►

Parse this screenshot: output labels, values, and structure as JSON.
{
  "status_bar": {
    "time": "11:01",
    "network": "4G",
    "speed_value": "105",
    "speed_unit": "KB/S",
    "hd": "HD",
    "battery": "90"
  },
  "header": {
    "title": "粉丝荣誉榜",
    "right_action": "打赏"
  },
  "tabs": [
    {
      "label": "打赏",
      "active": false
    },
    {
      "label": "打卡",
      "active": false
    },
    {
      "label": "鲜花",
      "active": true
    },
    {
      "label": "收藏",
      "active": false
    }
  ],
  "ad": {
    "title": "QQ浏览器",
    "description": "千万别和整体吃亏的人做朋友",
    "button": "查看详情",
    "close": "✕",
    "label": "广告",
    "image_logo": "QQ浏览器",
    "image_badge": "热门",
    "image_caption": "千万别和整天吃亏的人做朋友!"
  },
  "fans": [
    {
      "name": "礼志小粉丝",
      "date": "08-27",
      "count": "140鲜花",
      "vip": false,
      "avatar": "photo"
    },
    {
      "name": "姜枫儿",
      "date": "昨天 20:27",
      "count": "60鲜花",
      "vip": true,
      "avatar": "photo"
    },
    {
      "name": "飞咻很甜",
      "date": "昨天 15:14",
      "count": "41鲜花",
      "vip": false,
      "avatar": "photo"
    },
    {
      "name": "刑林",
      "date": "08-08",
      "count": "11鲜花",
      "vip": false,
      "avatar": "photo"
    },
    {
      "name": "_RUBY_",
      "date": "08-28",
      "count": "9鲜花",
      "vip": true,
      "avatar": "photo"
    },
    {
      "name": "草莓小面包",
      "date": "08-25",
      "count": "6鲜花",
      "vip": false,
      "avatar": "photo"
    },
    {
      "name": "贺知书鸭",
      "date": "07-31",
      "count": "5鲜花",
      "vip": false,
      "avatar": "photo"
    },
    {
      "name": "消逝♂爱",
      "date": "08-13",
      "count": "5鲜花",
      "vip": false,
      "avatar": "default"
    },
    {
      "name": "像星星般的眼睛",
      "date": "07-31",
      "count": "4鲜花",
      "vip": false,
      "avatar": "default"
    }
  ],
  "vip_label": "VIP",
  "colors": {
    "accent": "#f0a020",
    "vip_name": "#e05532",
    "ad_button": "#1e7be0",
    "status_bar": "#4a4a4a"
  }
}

◄

WHAT YOU SHOULD DO:
Go through the material and copy out every line with "count" in it.

RESULT OF THIS EXERCISE:
      "count": "140鲜花",
      "count": "60鲜花",
      "count": "41鲜花",
      "count": "11鲜花",
      "count": "9鲜花",
      "count": "6鲜花",
      "count": "5鲜花",
      "count": "5鲜花",
      "count": "4鲜花",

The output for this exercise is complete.